[Start TEXT TO READ]
Monday, August 30, 2010

Some Guy's Story

This is my most recent attempt at a monologue, I am learning with each one but I think this one sounds OK, tell me what you think... I will perform it on my youtube page so you can get a real feel for it.

I am sorry. I am sorry that I am not the man you thought I was, not the man I pretended to be. I have this thing where I have to try to be the perfect man. Not because I want to be but I have to be the best possible candidate for you, well for any woman, Maybe its some kind of inferiority complex, maybe its because all the ones that "got away" destroyed my hopes of ever finding a "soul mate". True Love, It all seems like romanticized bull shit when you're getting shot down because you are "too nice" or "such a good friend".

I don’t know, I just need for you to think that I am worthy of you, that there is a reason to want me. Women come with so many prerequisites and red tape that it was not enough to be me, so I become whatever she wants me to be. I spent years figuring out how to be "that guy" and I got really good at it and after a while that was all that mattered, All I cared about was how to get "her". I don't even stop to see if I really even want her, just do whatever it takes to get the girl to pick me.

I mean she didn't mind feeling special and part of me just liked to make her feel that way because, well I could. But then we get to this point, or I get to this point and am ready to capture the next one.

I make excuses for myself saying that I am not good enough for her and she will find someone better, I never stopped to think about if she wanted to… I can't because every thing in me tells me I am wrong for feeling this way.
[End TEXT TO READ]
**WORK REQUIRED:**
According to the monologue post, where will the writer perform the monologue?
[Start RAW DATA]
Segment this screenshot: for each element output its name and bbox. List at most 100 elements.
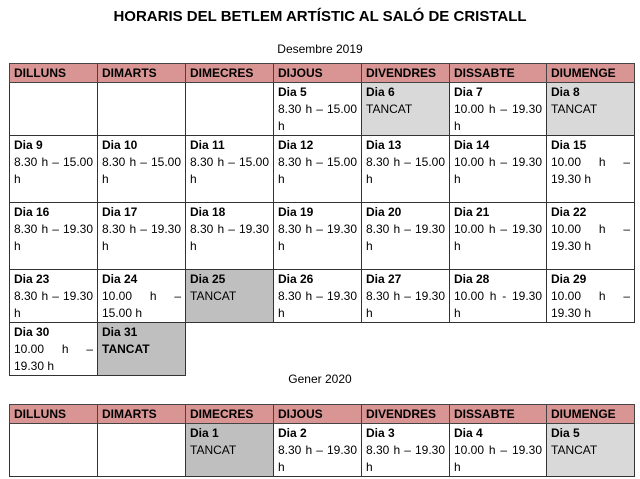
[End RAW DATA]
**TASK OUTPUT:**
On the writer's YouTube page.